REQUIREMENT: Are you able to retype all the records below exactly?

TASK INPUTS:

::::::::

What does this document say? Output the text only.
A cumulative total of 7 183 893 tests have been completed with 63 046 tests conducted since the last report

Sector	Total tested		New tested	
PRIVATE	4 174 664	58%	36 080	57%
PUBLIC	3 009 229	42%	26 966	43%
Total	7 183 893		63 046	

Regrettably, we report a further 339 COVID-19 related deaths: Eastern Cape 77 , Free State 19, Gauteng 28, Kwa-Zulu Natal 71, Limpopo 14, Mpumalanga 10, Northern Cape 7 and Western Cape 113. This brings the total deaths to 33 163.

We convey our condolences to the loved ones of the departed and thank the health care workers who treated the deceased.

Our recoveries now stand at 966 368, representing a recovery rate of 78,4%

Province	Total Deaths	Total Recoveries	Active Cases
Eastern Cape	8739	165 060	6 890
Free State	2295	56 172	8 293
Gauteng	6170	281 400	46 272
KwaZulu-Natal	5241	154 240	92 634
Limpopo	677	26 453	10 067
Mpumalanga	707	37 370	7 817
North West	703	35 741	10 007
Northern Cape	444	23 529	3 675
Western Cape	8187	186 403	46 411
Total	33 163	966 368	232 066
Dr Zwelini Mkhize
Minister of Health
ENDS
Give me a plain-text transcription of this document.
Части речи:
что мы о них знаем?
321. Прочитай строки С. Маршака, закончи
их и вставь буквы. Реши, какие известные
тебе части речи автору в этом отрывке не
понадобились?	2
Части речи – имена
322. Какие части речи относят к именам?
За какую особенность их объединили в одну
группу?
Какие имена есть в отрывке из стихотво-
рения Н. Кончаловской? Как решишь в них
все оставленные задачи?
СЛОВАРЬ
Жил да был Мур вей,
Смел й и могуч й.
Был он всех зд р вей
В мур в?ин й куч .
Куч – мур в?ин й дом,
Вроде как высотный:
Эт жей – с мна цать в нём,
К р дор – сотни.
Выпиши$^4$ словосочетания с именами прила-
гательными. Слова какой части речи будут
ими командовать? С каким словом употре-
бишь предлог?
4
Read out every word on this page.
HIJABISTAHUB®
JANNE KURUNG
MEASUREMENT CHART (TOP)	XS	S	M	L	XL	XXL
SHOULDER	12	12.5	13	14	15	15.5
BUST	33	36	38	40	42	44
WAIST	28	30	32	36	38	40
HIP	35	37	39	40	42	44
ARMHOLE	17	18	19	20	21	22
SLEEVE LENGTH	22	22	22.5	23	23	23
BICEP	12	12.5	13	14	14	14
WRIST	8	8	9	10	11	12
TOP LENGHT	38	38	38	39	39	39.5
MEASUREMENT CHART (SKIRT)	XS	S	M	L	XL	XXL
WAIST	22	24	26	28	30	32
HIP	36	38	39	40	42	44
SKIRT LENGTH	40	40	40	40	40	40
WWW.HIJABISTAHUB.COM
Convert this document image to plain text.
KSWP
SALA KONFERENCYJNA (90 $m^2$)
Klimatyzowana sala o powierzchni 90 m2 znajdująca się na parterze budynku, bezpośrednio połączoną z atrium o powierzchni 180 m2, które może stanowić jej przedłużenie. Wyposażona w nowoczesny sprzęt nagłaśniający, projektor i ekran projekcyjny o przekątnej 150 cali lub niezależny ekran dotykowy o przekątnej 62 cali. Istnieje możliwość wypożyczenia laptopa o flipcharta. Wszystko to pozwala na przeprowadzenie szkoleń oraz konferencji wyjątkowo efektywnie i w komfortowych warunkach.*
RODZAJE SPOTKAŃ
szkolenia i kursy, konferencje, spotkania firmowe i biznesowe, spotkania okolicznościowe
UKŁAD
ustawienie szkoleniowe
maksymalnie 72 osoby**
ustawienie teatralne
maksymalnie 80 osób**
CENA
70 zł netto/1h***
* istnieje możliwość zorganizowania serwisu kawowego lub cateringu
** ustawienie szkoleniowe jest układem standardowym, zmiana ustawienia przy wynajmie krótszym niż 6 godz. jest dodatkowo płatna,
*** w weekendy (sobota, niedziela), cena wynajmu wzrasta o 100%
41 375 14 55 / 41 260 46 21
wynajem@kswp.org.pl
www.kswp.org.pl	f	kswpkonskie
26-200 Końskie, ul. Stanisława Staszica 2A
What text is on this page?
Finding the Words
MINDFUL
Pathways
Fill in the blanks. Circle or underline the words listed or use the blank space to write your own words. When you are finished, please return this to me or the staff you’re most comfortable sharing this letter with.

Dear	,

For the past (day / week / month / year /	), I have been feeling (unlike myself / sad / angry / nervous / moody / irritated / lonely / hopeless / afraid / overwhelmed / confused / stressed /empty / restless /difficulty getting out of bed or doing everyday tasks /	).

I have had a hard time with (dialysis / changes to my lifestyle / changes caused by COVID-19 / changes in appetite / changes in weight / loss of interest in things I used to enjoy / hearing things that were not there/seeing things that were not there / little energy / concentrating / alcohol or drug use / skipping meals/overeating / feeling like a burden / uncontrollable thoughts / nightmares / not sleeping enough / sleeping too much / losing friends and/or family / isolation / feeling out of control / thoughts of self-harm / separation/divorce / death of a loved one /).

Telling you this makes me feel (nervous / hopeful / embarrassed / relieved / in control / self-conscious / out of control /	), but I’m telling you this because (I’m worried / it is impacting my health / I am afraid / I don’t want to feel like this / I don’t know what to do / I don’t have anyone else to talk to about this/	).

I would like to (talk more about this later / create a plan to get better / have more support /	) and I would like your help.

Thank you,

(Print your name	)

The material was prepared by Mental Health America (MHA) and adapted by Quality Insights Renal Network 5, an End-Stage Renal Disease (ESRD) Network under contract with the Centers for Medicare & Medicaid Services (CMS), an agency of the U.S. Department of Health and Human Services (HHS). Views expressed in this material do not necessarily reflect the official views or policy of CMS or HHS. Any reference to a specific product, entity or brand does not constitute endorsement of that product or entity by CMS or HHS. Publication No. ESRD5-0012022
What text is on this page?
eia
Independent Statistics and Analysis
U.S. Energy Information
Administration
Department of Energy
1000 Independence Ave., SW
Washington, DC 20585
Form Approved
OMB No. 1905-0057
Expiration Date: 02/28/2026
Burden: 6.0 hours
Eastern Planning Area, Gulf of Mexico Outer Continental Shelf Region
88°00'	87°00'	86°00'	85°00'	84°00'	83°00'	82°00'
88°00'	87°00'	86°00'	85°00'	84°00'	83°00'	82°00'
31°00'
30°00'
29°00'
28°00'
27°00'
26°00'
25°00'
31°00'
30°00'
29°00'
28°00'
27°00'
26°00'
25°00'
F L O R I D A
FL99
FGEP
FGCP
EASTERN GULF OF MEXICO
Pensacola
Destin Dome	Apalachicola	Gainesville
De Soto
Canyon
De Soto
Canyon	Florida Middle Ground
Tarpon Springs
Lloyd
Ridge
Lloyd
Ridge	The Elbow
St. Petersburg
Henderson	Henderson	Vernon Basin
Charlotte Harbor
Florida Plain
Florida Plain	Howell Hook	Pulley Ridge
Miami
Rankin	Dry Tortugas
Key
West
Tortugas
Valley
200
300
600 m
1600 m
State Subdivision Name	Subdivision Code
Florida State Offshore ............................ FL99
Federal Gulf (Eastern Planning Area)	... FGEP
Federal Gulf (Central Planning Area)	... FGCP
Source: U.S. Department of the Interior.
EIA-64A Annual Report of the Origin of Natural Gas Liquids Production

::::::::

FULL ANSWER:
What does this document say? Output the text only.
A cumulative total of 7 183 893 tests have been completed with 63 046 tests conducted since the last report

Sector	Total tested		New tested	
PRIVATE	4 174 664	58%	36 080	57%
PUBLIC	3 009 229	42%	26 966	43%
Total	7 183 893		63 046	

Regrettably, we report a further 339 COVID-19 related deaths: Eastern Cape 77 , Free State 19, Gauteng 28, Kwa-Zulu Natal 71, Limpopo 14, Mpumalanga 10, Northern Cape 7 and Western Cape 113. This brings the total deaths to 33 163.

We convey our condolences to the loved ones of the departed and thank the health care workers who treated the deceased.

Our recoveries now stand at 966 368, representing a recovery rate of 78,4%

Province	Total Deaths	Total Recoveries	Active Cases
Eastern Cape	8739	165 060	6 890
Free State	2295	56 172	8 293
Gauteng	6170	281 400	46 272
KwaZulu-Natal	5241	154 240	92 634
Limpopo	677	26 453	10 067
Mpumalanga	707	37 370	7 817
North West	703	35 741	10 007
Northern Cape	444	23 529	3 675
Western Cape	8187	186 403	46 411
Total	33 163	966 368	232 066
Dr Zwelini Mkhize
Minister of Health
ENDS
Give me a plain-text transcription of this document.
Части речи:
что мы о них знаем?
321. Прочитай строки С. Маршака, закончи
их и вставь буквы. Реши, какие известные
тебе части речи автору в этом отрывке не
понадобились?	2
Части речи – имена
322. Какие части речи относят к именам?
За какую особенность их объединили в одну
группу?
Какие имена есть в отрывке из стихотво-
рения Н. Кончаловской? Как решишь в них
все оставленные задачи?
СЛОВАРЬ
Жил да был Мур вей,
Смел й и могуч й.
Был он всех зд р вей
В мур в?ин й куч .
Куч – мур в?ин й дом,
Вроде как высотный:
Эт жей – с мна цать в нём,
К р дор – сотни.
Выпиши$^4$ словосочетания с именами прила-
гательными. Слова какой части речи будут
ими командовать? С каким словом употре-
бишь предлог?
4
Read out every word on this page.
HIJABISTAHUB®
JANNE KURUNG
MEASUREMENT CHART (TOP)	XS	S	M	L	XL	XXL
SHOULDER	12	12.5	13	14	15	15.5
BUST	33	36	38	40	42	44
WAIST	28	30	32	36	38	40
HIP	35	37	39	40	42	44
ARMHOLE	17	18	19	20	21	22
SLEEVE LENGTH	22	22	22.5	23	23	23
BICEP	12	12.5	13	14	14	14
WRIST	8	8	9	10	11	12
TOP LENGHT	38	38	38	39	39	39.5
MEASUREMENT CHART (SKIRT)	XS	S	M	L	XL	XXL
WAIST	22	24	26	28	30	32
HIP	36	38	39	40	42	44
SKIRT LENGTH	40	40	40	40	40	40
WWW.HIJABISTAHUB.COM
Convert this document image to plain text.
KSWP
SALA KONFERENCYJNA (90 $m^2$)
Klimatyzowana sala o powierzchni 90 m2 znajdująca się na parterze budynku, bezpośrednio połączoną z atrium o powierzchni 180 m2, które może stanowić jej przedłużenie. Wyposażona w nowoczesny sprzęt nagłaśniający, projektor i ekran projekcyjny o przekątnej 150 cali lub niezależny ekran dotykowy o przekątnej 62 cali. Istnieje możliwość wypożyczenia laptopa o flipcharta. Wszystko to pozwala na przeprowadzenie szkoleń oraz konferencji wyjątkowo efektywnie i w komfortowych warunkach.*
RODZAJE SPOTKAŃ
szkolenia i kursy, konferencje, spotkania firmowe i biznesowe, spotkania okolicznościowe
UKŁAD
ustawienie szkoleniowe
maksymalnie 72 osoby**
ustawienie teatralne
maksymalnie 80 osób**
CENA
70 zł netto/1h***
* istnieje możliwość zorganizowania serwisu kawowego lub cateringu
** ustawienie szkoleniowe jest układem standardowym, zmiana ustawienia przy wynajmie krótszym niż 6 godz. jest dodatkowo płatna,
*** w weekendy (sobota, niedziela), cena wynajmu wzrasta o 100%
41 375 14 55 / 41 260 46 21
wynajem@kswp.org.pl
www.kswp.org.pl	f	kswpkonskie
26-200 Końskie, ul. Stanisława Staszica 2A
What text is on this page?
Finding the Words
MINDFUL
Pathways
Fill in the blanks. Circle or underline the words listed or use the blank space to write your own words. When you are finished, please return this to me or the staff you’re most comfortable sharing this letter with.

Dear	,

For the past (day / week / month / year /	), I have been feeling (unlike myself / sad / angry / nervous / moody / irritated / lonely / hopeless / afraid / overwhelmed / confused / stressed /empty / restless /difficulty getting out of bed or doing everyday tasks /	).

I have had a hard time with (dialysis / changes to my lifestyle / changes caused by COVID-19 / changes in appetite / changes in weight / loss of interest in things I used to enjoy / hearing things that were not there/seeing things that were not there / little energy / concentrating / alcohol or drug use / skipping meals/overeating / feeling like a burden / uncontrollable thoughts / nightmares / not sleeping enough / sleeping too much / losing friends and/or family / isolation / feeling out of control / thoughts of self-harm / separation/divorce / death of a loved one /).

Telling you this makes me feel (nervous / hopeful / embarrassed / relieved / in control / self-conscious / out of control /	), but I’m telling you this because (I’m worried / it is impacting my health / I am afraid / I don’t want to feel like this / I don’t know what to do / I don’t have anyone else to talk to about this/	).

I would like to (talk more about this later / create a plan to get better / have more support /	) and I would like your help.

Thank you,

(Print your name	)

The material was prepared by Mental Health America (MHA) and adapted by Quality Insights Renal Network 5, an End-Stage Renal Disease (ESRD) Network under contract with the Centers for Medicare & Medicaid Services (CMS), an agency of the U.S. Department of Health and Human Services (HHS). Views expressed in this material do not necessarily reflect the official views or policy of CMS or HHS. Any reference to a specific product, entity or brand does not constitute endorsement of that product or entity by CMS or HHS. Publication No. ESRD5-0012022
What text is on this page?
eia
Independent Statistics and Analysis
U.S. Energy Information
Administration
Department of Energy
1000 Independence Ave., SW
Washington, DC 20585
Form Approved
OMB No. 1905-0057
Expiration Date: 02/28/2026
Burden: 6.0 hours
Eastern Planning Area, Gulf of Mexico Outer Continental Shelf Region
88°00'	87°00'	86°00'	85°00'	84°00'	83°00'	82°00'
88°00'	87°00'	86°00'	85°00'	84°00'	83°00'	82°00'
31°00'
30°00'
29°00'
28°00'
27°00'
26°00'
25°00'
31°00'
30°00'
29°00'
28°00'
27°00'
26°00'
25°00'
F L O R I D A
FL99
FGEP
FGCP
EASTERN GULF OF MEXICO
Pensacola
Destin Dome	Apalachicola	Gainesville
De Soto
Canyon
De Soto
Canyon	Florida Middle Ground
Tarpon Springs
Lloyd
Ridge
Lloyd
Ridge	The Elbow
St. Petersburg
Henderson	Henderson	Vernon Basin
Charlotte Harbor
Florida Plain
Florida Plain	Howell Hook	Pulley Ridge
Miami
Rankin	Dry Tortugas
Key
West
Tortugas
Valley
200
300
600 m
1600 m
State Subdivision Name	Subdivision Code
Florida State Offshore ............................ FL99
Federal Gulf (Eastern Planning Area)	... FGEP
Federal Gulf (Central Planning Area)	... FGCP
Source: U.S. Department of the Interior.
EIA-64A Annual Report of the Origin of Natural Gas Liquids Production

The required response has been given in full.